Stored items
▬▬▬

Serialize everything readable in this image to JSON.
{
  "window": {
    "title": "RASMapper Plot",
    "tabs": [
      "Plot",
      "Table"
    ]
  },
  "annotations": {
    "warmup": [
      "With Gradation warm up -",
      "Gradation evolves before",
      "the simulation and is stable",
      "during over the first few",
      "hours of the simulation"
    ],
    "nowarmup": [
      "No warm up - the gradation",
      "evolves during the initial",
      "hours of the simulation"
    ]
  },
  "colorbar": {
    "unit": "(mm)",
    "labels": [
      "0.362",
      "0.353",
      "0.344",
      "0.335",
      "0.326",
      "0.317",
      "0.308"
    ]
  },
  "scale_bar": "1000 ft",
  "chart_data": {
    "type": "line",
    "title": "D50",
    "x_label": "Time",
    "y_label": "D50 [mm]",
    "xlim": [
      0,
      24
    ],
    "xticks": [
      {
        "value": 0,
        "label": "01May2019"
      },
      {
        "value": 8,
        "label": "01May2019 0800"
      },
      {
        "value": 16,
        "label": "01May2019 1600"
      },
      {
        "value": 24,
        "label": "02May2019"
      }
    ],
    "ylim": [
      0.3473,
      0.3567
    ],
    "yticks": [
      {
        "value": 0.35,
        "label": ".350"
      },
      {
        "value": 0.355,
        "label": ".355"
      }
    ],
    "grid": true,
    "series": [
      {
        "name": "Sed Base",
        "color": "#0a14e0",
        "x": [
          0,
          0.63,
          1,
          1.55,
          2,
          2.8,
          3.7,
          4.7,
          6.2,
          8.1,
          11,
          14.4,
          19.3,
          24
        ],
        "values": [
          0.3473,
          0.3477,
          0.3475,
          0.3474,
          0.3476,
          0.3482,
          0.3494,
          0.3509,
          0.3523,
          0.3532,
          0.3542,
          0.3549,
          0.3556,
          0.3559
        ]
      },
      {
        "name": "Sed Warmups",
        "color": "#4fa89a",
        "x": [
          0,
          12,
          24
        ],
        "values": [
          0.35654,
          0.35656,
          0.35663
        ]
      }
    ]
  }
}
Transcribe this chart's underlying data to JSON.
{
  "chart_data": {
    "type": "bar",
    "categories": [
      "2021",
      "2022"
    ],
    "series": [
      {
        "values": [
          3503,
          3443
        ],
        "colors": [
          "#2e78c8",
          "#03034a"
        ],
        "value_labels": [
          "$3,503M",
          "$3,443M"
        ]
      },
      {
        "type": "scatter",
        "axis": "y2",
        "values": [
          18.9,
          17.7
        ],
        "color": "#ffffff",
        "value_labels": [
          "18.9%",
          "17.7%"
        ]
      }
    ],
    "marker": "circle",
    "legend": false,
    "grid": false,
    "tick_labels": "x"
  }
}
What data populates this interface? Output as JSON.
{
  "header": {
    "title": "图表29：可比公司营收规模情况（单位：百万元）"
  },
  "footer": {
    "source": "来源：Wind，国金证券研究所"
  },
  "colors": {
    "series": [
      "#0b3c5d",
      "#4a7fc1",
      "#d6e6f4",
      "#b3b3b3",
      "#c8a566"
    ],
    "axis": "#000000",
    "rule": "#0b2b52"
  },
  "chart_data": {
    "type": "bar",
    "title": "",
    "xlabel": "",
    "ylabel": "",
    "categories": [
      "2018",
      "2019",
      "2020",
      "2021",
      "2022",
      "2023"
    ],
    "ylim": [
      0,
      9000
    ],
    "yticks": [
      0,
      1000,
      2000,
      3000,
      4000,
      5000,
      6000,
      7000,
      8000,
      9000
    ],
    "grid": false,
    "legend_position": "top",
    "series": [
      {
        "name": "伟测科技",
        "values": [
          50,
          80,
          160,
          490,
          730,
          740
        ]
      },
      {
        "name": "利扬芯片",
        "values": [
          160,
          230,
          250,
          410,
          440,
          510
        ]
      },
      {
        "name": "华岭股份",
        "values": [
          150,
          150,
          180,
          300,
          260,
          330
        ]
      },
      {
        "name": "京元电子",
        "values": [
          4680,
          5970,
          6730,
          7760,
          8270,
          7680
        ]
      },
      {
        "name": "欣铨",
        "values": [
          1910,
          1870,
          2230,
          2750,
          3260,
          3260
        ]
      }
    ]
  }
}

▬▬▬

_Exercise_:
Count the lines in the records above that contain the word "JSON", and reply with only that number.

_Answer to the task_:
3